start
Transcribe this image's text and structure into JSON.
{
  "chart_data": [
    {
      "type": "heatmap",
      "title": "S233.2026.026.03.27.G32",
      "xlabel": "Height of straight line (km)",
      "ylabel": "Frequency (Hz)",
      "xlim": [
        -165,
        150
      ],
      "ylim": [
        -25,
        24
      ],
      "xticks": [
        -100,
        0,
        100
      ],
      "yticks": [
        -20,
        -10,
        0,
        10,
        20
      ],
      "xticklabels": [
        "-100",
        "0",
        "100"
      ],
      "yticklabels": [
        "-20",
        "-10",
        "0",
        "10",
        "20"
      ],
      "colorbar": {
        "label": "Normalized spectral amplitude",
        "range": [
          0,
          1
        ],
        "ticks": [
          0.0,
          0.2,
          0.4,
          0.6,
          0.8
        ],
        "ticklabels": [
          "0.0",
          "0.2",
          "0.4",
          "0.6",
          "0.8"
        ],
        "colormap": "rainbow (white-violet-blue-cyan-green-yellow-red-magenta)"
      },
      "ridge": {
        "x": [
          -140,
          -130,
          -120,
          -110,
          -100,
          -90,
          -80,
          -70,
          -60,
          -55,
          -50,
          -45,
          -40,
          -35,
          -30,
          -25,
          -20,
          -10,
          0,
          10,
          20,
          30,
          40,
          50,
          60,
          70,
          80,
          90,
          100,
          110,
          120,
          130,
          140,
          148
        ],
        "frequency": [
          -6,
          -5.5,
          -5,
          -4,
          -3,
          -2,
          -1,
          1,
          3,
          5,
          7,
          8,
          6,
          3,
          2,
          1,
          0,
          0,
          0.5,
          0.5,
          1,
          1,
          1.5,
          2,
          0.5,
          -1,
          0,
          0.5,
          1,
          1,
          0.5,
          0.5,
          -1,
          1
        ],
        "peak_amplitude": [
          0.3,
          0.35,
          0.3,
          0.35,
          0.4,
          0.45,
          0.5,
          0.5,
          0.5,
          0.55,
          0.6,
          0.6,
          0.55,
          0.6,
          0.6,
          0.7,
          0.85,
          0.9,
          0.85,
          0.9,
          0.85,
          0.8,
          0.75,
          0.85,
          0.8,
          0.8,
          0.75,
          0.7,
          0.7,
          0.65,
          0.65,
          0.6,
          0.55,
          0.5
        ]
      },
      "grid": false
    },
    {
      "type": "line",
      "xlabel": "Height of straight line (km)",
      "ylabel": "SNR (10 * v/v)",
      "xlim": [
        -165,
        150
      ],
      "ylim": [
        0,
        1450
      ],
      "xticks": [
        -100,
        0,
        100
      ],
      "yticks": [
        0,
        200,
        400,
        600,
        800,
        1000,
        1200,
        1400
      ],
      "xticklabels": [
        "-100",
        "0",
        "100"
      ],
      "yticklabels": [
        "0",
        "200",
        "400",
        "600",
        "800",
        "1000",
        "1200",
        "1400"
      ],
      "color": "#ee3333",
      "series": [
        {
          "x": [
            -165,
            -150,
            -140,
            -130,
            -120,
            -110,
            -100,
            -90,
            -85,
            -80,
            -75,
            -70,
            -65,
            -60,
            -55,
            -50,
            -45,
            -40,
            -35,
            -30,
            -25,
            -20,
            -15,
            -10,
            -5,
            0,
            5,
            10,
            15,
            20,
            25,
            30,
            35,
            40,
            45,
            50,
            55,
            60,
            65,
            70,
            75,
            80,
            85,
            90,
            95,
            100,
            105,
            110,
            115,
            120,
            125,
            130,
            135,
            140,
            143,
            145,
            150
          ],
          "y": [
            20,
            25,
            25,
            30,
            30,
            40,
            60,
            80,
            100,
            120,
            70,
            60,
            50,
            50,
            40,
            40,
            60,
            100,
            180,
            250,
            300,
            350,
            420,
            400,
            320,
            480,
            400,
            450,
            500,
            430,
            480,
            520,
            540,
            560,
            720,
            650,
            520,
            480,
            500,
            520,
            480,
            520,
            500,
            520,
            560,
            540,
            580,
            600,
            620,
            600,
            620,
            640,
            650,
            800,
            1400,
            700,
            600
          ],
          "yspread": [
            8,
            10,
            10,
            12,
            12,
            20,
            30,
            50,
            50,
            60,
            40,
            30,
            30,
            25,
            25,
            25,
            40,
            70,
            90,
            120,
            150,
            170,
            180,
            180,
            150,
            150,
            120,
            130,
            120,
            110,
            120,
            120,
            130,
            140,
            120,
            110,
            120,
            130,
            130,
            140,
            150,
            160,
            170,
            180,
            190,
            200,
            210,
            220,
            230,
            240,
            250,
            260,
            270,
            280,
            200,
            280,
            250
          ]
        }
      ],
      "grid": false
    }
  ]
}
end
* **AIM OF THE EXERCISE**
Copy out the whole listing exactly as written.

* **REPLY**
Transcribe this image's text and structure into JSON.
{
  "chart_data": [
    {
      "type": "heatmap",
      "title": "S233.2026.026.03.27.G32",
      "xlabel": "Height of straight line (km)",
      "ylabel": "Frequency (Hz)",
      "xlim": [
        -165,
        150
      ],
      "ylim": [
        -25,
        24
      ],
      "xticks": [
        -100,
        0,
        100
      ],
      "yticks": [
        -20,
        -10,
        0,
        10,
        20
      ],
      "xticklabels": [
        "-100",
        "0",
        "100"
      ],
      "yticklabels": [
        "-20",
        "-10",
        "0",
        "10",
        "20"
      ],
      "colorbar": {
        "label": "Normalized spectral amplitude",
        "range": [
          0,
          1
        ],
        "ticks": [
          0.0,
          0.2,
          0.4,
          0.6,
          0.8
        ],
        "ticklabels": [
          "0.0",
          "0.2",
          "0.4",
          "0.6",
          "0.8"
        ],
        "colormap": "rainbow (white-violet-blue-cyan-green-yellow-red-magenta)"
      },
      "ridge": {
        "x": [
          -140,
          -130,
          -120,
          -110,
          -100,
          -90,
          -80,
          -70,
          -60,
          -55,
          -50,
          -45,
          -40,
          -35,
          -30,
          -25,
          -20,
          -10,
          0,
          10,
          20,
          30,
          40,
          50,
          60,
          70,
          80,
          90,
          100,
          110,
          120,
          130,
          140,
          148
        ],
        "frequency": [
          -6,
          -5.5,
          -5,
          -4,
          -3,
          -2,
          -1,
          1,
          3,
          5,
          7,
          8,
          6,
          3,
          2,
          1,
          0,
          0,
          0.5,
          0.5,
          1,
          1,
          1.5,
          2,
          0.5,
          -1,
          0,
          0.5,
          1,
          1,
          0.5,
          0.5,
          -1,
          1
        ],
        "peak_amplitude": [
          0.3,
          0.35,
          0.3,
          0.35,
          0.4,
          0.45,
          0.5,
          0.5,
          0.5,
          0.55,
          0.6,
          0.6,
          0.55,
          0.6,
          0.6,
          0.7,
          0.85,
          0.9,
          0.85,
          0.9,
          0.85,
          0.8,
          0.75,
          0.85,
          0.8,
          0.8,
          0.75,
          0.7,
          0.7,
          0.65,
          0.65,
          0.6,
          0.55,
          0.5
        ]
      },
      "grid": false
    },
    {
      "type": "line",
      "xlabel": "Height of straight line (km)",
      "ylabel": "SNR (10 * v/v)",
      "xlim": [
        -165,
        150
      ],
      "ylim": [
        0,
        1450
      ],
      "xticks": [
        -100,
        0,
        100
      ],
      "yticks": [
        0,
        200,
        400,
        600,
        800,
        1000,
        1200,
        1400
      ],
      "xticklabels": [
        "-100",
        "0",
        "100"
      ],
      "yticklabels": [
        "0",
        "200",
        "400",
        "600",
        "800",
        "1000",
        "1200",
        "1400"
      ],
      "color": "#ee3333",
      "series": [
        {
          "x": [
            -165,
            -150,
            -140,
            -130,
            -120,
            -110,
            -100,
            -90,
            -85,
            -80,
            -75,
            -70,
            -65,
            -60,
            -55,
            -50,
            -45,
            -40,
            -35,
            -30,
            -25,
            -20,
            -15,
            -10,
            -5,
            0,
            5,
            10,
            15,
            20,
            25,
            30,
            35,
            40,
            45,
            50,
            55,
            60,
            65,
            70,
            75,
            80,
            85,
            90,
            95,
            100,
            105,
            110,
            115,
            120,
            125,
            130,
            135,
            140,
            143,
            145,
            150
          ],
          "y": [
            20,
            25,
            25,
            30,
            30,
            40,
            60,
            80,
            100,
            120,
            70,
            60,
            50,
            50,
            40,
            40,
            60,
            100,
            180,
            250,
            300,
            350,
            420,
            400,
            320,
            480,
            400,
            450,
            500,
            430,
            480,
            520,
            540,
            560,
            720,
            650,
            520,
            480,
            500,
            520,
            480,
            520,
            500,
            520,
            560,
            540,
            580,
            600,
            620,
            600,
            620,
            640,
            650,
            800,
            1400,
            700,
            600
          ],
          "yspread": [
            8,
            10,
            10,
            12,
            12,
            20,
            30,
            50,
            50,
            60,
            40,
            30,
            30,
            25,
            25,
            25,
            40,
            70,
            90,
            120,
            150,
            170,
            180,
            180,
            150,
            150,
            120,
            130,
            120,
            110,
            120,
            120,
            130,
            140,
            120,
            110,
            120,
            130,
            130,
            140,
            150,
            160,
            170,
            180,
            190,
            200,
            210,
            220,
            230,
            240,
            250,
            260,
            270,
            280,
            200,
            280,
            250
          ]
        }
      ],
      "grid": false
    }
  ]
}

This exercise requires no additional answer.